Retype the listing that follows, exactly as written.

BEGIN Given records

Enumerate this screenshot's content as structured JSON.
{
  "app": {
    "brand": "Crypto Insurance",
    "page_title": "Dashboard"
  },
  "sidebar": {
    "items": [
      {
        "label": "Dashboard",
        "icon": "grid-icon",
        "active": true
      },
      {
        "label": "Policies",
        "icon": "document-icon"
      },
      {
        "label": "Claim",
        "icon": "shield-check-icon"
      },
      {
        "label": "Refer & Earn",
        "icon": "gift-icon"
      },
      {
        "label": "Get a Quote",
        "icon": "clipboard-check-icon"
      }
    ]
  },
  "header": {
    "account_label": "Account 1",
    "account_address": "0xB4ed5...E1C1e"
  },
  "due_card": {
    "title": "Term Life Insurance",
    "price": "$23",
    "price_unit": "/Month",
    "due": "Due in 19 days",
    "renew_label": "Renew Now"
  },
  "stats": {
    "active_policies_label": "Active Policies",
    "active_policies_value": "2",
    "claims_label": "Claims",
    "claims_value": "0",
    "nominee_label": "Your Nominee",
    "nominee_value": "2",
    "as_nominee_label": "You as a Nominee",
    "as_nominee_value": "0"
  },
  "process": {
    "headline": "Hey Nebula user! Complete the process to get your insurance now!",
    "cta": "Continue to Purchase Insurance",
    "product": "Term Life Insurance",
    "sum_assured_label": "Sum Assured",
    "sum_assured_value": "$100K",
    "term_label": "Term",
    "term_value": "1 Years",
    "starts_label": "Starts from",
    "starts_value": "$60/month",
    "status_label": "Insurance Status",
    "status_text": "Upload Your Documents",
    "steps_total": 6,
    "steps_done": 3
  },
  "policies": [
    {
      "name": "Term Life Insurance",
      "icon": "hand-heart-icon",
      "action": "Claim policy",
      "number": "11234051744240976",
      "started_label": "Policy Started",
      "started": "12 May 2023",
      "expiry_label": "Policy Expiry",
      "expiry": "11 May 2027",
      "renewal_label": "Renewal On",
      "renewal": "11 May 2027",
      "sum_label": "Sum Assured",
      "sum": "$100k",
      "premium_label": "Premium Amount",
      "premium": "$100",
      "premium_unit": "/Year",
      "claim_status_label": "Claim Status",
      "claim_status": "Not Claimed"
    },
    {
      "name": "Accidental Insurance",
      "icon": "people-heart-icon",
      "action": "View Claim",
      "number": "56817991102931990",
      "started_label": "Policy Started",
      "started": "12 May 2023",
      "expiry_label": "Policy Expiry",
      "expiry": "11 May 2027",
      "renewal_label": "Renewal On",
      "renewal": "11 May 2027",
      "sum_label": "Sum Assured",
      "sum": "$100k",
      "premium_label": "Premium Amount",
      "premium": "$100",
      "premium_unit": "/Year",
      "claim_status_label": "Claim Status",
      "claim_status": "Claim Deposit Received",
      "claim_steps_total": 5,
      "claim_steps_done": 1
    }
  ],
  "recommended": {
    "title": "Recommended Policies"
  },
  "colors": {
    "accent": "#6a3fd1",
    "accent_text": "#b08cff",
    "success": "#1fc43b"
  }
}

END Given records

* _Exercise output_
Enumerate this screenshot's content as structured JSON.
{
  "app": {
    "brand": "Crypto Insurance",
    "page_title": "Dashboard"
  },
  "sidebar": {
    "items": [
      {
        "label": "Dashboard",
        "icon": "grid-icon",
        "active": true
      },
      {
        "label": "Policies",
        "icon": "document-icon"
      },
      {
        "label": "Claim",
        "icon": "shield-check-icon"
      },
      {
        "label": "Refer & Earn",
        "icon": "gift-icon"
      },
      {
        "label": "Get a Quote",
        "icon": "clipboard-check-icon"
      }
    ]
  },
  "header": {
    "account_label": "Account 1",
    "account_address": "0xB4ed5...E1C1e"
  },
  "due_card": {
    "title": "Term Life Insurance",
    "price": "$23",
    "price_unit": "/Month",
    "due": "Due in 19 days",
    "renew_label": "Renew Now"
  },
  "stats": {
    "active_policies_label": "Active Policies",
    "active_policies_value": "2",
    "claims_label": "Claims",
    "claims_value": "0",
    "nominee_label": "Your Nominee",
    "nominee_value": "2",
    "as_nominee_label": "You as a Nominee",
    "as_nominee_value": "0"
  },
  "process": {
    "headline": "Hey Nebula user! Complete the process to get your insurance now!",
    "cta": "Continue to Purchase Insurance",
    "product": "Term Life Insurance",
    "sum_assured_label": "Sum Assured",
    "sum_assured_value": "$100K",
    "term_label": "Term",
    "term_value": "1 Years",
    "starts_label": "Starts from",
    "starts_value": "$60/month",
    "status_label": "Insurance Status",
    "status_text": "Upload Your Documents",
    "steps_total": 6,
    "steps_done": 3
  },
  "policies": [
    {
      "name": "Term Life Insurance",
      "icon": "hand-heart-icon",
      "action": "Claim policy",
      "number": "11234051744240976",
      "started_label": "Policy Started",
      "started": "12 May 2023",
      "expiry_label": "Policy Expiry",
      "expiry": "11 May 2027",
      "renewal_label": "Renewal On",
      "renewal": "11 May 2027",
      "sum_label": "Sum Assured",
      "sum": "$100k",
      "premium_label": "Premium Amount",
      "premium": "$100",
      "premium_unit": "/Year",
      "claim_status_label": "Claim Status",
      "claim_status": "Not Claimed"
    },
    {
      "name": "Accidental Insurance",
      "icon": "people-heart-icon",
      "action": "View Claim",
      "number": "56817991102931990",
      "started_label": "Policy Started",
      "started": "12 May 2023",
      "expiry_label": "Policy Expiry",
      "expiry": "11 May 2027",
      "renewal_label": "Renewal On",
      "renewal": "11 May 2027",
      "sum_label": "Sum Assured",
      "sum": "$100k",
      "premium_label": "Premium Amount",
      "premium": "$100",
      "premium_unit": "/Year",
      "claim_status_label": "Claim Status",
      "claim_status": "Claim Deposit Received",
      "claim_steps_total": 5,
      "claim_steps_done": 1
    }
  ],
  "recommended": {
    "title": "Recommended Policies"
  },
  "colors": {
    "accent": "#6a3fd1",
    "accent_text": "#b08cff",
    "success": "#1fc43b"
  }
}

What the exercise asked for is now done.